[Begin Provided information]
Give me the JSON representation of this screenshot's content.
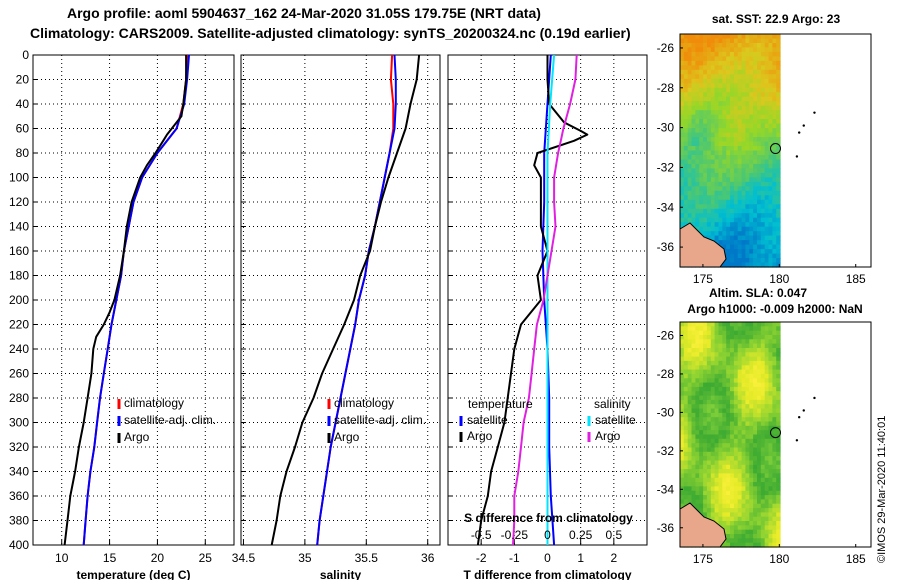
{
  "header": {
    "line1": "Argo profile: aoml 5904637_162 24-Mar-2020 31.05S 179.75E (NRT data)",
    "line2": "Climatology: CARS2009. Satellite-adjusted climatology: synTS_20200324.nc (0.19d earlier)"
  },
  "colors": {
    "argo": "#000000",
    "climatology": "#ff0000",
    "satellite": "#0000ff",
    "satellite_salinity": "#00e5ff",
    "argo_salinity_diff": "#e020e0"
  },
  "chart_data": [
    {
      "id": "temperature",
      "type": "line",
      "xlabel": "temperature (deg C)",
      "ylabel": "",
      "xlim": [
        7,
        28
      ],
      "ylim": [
        400,
        0
      ],
      "xticks": [
        "10",
        "15",
        "20",
        "25"
      ],
      "xtick_values": [
        10,
        15,
        20,
        25
      ],
      "yticks": [
        "0",
        "20",
        "40",
        "60",
        "80",
        "100",
        "120",
        "140",
        "160",
        "180",
        "200",
        "220",
        "240",
        "260",
        "280",
        "300",
        "320",
        "340",
        "360",
        "380",
        "400"
      ],
      "ytick_values": [
        0,
        20,
        40,
        60,
        80,
        100,
        120,
        140,
        160,
        180,
        200,
        220,
        240,
        260,
        280,
        300,
        320,
        340,
        360,
        380,
        400
      ],
      "legend": [
        "climatology",
        "satellite-adj. clim.",
        "Argo"
      ],
      "series": [
        {
          "name": "climatology",
          "color": "#ff0000",
          "depth": [
            0,
            20,
            40,
            60,
            80,
            100,
            120,
            140,
            160,
            180,
            200,
            220,
            240,
            260,
            280,
            300,
            320,
            340,
            360,
            380,
            400
          ],
          "values": [
            23.1,
            23.0,
            22.7,
            22.0,
            20.0,
            18.4,
            17.5,
            17.0,
            16.5,
            16.2,
            15.7,
            15.2,
            14.8,
            14.4,
            14.0,
            13.7,
            13.4,
            13.0,
            12.7,
            12.5,
            12.3
          ]
        },
        {
          "name": "satellite-adj. clim.",
          "color": "#0000ff",
          "depth": [
            0,
            20,
            40,
            60,
            80,
            100,
            120,
            140,
            160,
            180,
            200,
            220,
            240,
            260,
            280,
            300,
            320,
            340,
            360,
            380,
            400
          ],
          "values": [
            23.3,
            23.1,
            22.8,
            22.0,
            20.0,
            18.4,
            17.5,
            17.0,
            16.5,
            16.2,
            15.7,
            15.2,
            14.8,
            14.4,
            14.0,
            13.7,
            13.4,
            13.0,
            12.7,
            12.5,
            12.3
          ]
        },
        {
          "name": "Argo",
          "color": "#000000",
          "depth": [
            0,
            20,
            40,
            50,
            60,
            65,
            70,
            80,
            90,
            100,
            120,
            140,
            160,
            180,
            200,
            210,
            220,
            230,
            240,
            260,
            280,
            300,
            320,
            340,
            360,
            380,
            400
          ],
          "values": [
            23.0,
            23.0,
            22.7,
            22.5,
            21.5,
            21.0,
            20.6,
            19.8,
            18.9,
            18.2,
            17.3,
            16.8,
            16.5,
            16.1,
            15.5,
            15.0,
            14.4,
            13.6,
            13.3,
            13.1,
            12.7,
            12.3,
            11.8,
            11.4,
            10.9,
            10.6,
            10.3
          ]
        }
      ]
    },
    {
      "id": "salinity",
      "type": "line",
      "xlabel": "salinity",
      "ylabel": "",
      "xlim": [
        34.48,
        36.1
      ],
      "ylim": [
        400,
        0
      ],
      "xticks": [
        "34.5",
        "35",
        "35.5",
        "36"
      ],
      "xtick_values": [
        34.5,
        35,
        35.5,
        36
      ],
      "legend": [
        "climatology",
        "satellite-adj. clim.",
        "Argo"
      ],
      "series": [
        {
          "name": "climatology",
          "color": "#ff0000",
          "depth": [
            0,
            20,
            40,
            60,
            80,
            100,
            120,
            140,
            160,
            180,
            200,
            220,
            240,
            260,
            280,
            300,
            320,
            340,
            360,
            380,
            400
          ],
          "values": [
            35.71,
            35.7,
            35.72,
            35.72,
            35.69,
            35.65,
            35.61,
            35.57,
            35.52,
            35.49,
            35.44,
            35.41,
            35.37,
            35.33,
            35.29,
            35.25,
            35.21,
            35.18,
            35.15,
            35.12,
            35.1
          ]
        },
        {
          "name": "satellite-adj. clim.",
          "color": "#0000ff",
          "depth": [
            0,
            20,
            40,
            60,
            80,
            100,
            120,
            140,
            160,
            180,
            200,
            220,
            240,
            260,
            280,
            300,
            320,
            340,
            360,
            380,
            400
          ],
          "values": [
            35.73,
            35.74,
            35.74,
            35.73,
            35.69,
            35.65,
            35.61,
            35.57,
            35.52,
            35.49,
            35.44,
            35.41,
            35.37,
            35.33,
            35.29,
            35.25,
            35.21,
            35.18,
            35.15,
            35.12,
            35.1
          ]
        },
        {
          "name": "Argo",
          "color": "#000000",
          "depth": [
            0,
            20,
            40,
            60,
            80,
            100,
            120,
            140,
            160,
            180,
            200,
            220,
            240,
            260,
            280,
            300,
            320,
            340,
            360,
            380,
            400
          ],
          "values": [
            35.93,
            35.91,
            35.86,
            35.82,
            35.75,
            35.68,
            35.62,
            35.57,
            35.53,
            35.45,
            35.4,
            35.32,
            35.23,
            35.14,
            35.07,
            34.98,
            34.92,
            34.85,
            34.8,
            34.77,
            34.73
          ]
        }
      ]
    },
    {
      "id": "difference",
      "type": "line",
      "xlabel": "T difference from climatology",
      "ylabel": "",
      "xlim": [
        -3,
        3
      ],
      "ylim": [
        400,
        0
      ],
      "xticks": [
        "-2",
        "-1",
        "0",
        "1",
        "2"
      ],
      "xtick_values": [
        -2,
        -1,
        0,
        1,
        2
      ],
      "top_axis_label": "S difference from climatology",
      "top_xlim": [
        -0.75,
        0.75
      ],
      "top_xticks": [
        "-0.5",
        "-0.25",
        "0",
        "0.25",
        "0.5"
      ],
      "top_xtick_values": [
        -0.5,
        -0.25,
        0,
        0.25,
        0.5
      ],
      "legend_temperature_title": "temperature",
      "legend_salinity_title": "salinity",
      "legend_temperature": [
        "satellite",
        "Argo"
      ],
      "legend_salinity": [
        "satellite",
        "Argo"
      ],
      "series": [
        {
          "name": "T satellite",
          "color": "#0000ff",
          "depth": [
            0,
            40,
            80,
            120,
            160,
            200,
            240,
            280,
            320,
            360,
            400
          ],
          "values": [
            0.1,
            0.0,
            -0.1,
            -0.1,
            -0.15,
            -0.1,
            0.0,
            0.05,
            0.05,
            0.1,
            0.2
          ]
        },
        {
          "name": "T Argo",
          "color": "#000000",
          "depth": [
            0,
            20,
            40,
            55,
            62,
            65,
            70,
            80,
            90,
            100,
            120,
            140,
            160,
            180,
            200,
            220,
            240,
            260,
            280,
            300,
            320,
            340,
            360,
            380,
            400
          ],
          "values": [
            0.0,
            0.0,
            0.05,
            0.5,
            1.0,
            1.2,
            0.8,
            -0.3,
            -0.4,
            -0.2,
            -0.2,
            -0.2,
            0.0,
            -0.3,
            -0.2,
            -0.8,
            -1.0,
            -1.1,
            -1.2,
            -1.3,
            -1.5,
            -1.7,
            -1.8,
            -2.0,
            -2.1
          ]
        },
        {
          "name": "S satellite",
          "color": "#00e5ff",
          "depth": [
            0,
            40,
            80,
            120,
            160,
            200,
            240,
            280,
            320,
            360,
            400
          ],
          "values": [
            0.05,
            0.02,
            0.0,
            0.0,
            0.0,
            0.0,
            0.0,
            0.0,
            0.0,
            0.0,
            0.0
          ]
        },
        {
          "name": "S Argo",
          "color": "#e020e0",
          "depth": [
            0,
            20,
            40,
            60,
            70,
            80,
            100,
            120,
            140,
            160,
            180,
            200,
            220,
            240,
            260,
            280,
            300,
            320,
            340,
            360,
            380,
            400
          ],
          "values": [
            0.22,
            0.21,
            0.17,
            0.12,
            0.1,
            0.08,
            0.05,
            0.05,
            0.06,
            0.03,
            0.0,
            -0.03,
            -0.08,
            -0.1,
            -0.12,
            -0.14,
            -0.18,
            -0.2,
            -0.22,
            -0.25,
            -0.25,
            -0.26
          ]
        }
      ]
    },
    {
      "id": "sst-map",
      "type": "heatmap",
      "title": "sat. SST: 22.9 Argo: 23",
      "xlim": [
        173.5,
        186
      ],
      "ylim": [
        -37,
        -25.3
      ],
      "xticks": [
        "175",
        "180",
        "185"
      ],
      "xtick_values": [
        175,
        180,
        185
      ],
      "yticks": [
        "-26",
        "-28",
        "-30",
        "-32",
        "-34",
        "-36"
      ],
      "ytick_values": [
        -26,
        -28,
        -30,
        -32,
        -34,
        -36
      ],
      "marker": {
        "lon": 179.75,
        "lat": -31.05
      }
    },
    {
      "id": "sla-map",
      "type": "heatmap",
      "title": "Altim. SLA: 0.047",
      "subtitle": "Argo h1000: -0.009 h2000: NaN",
      "xlim": [
        173.5,
        186
      ],
      "ylim": [
        -37,
        -25.3
      ],
      "xticks": [
        "175",
        "180",
        "185"
      ],
      "xtick_values": [
        175,
        180,
        185
      ],
      "yticks": [
        "-26",
        "-28",
        "-30",
        "-32",
        "-34",
        "-36"
      ],
      "ytick_values": [
        -26,
        -28,
        -30,
        -32,
        -34,
        -36
      ],
      "marker": {
        "lon": 179.75,
        "lat": -31.05
      }
    }
  ],
  "footer": {
    "copyright": "©IMOS 29-Mar-2020 11:40:01"
  }
}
[End Provided information]
• **Exercise requirements**
Tally the lines of the material above that contain the word "name" and report the total alone.

• **The completed task**
10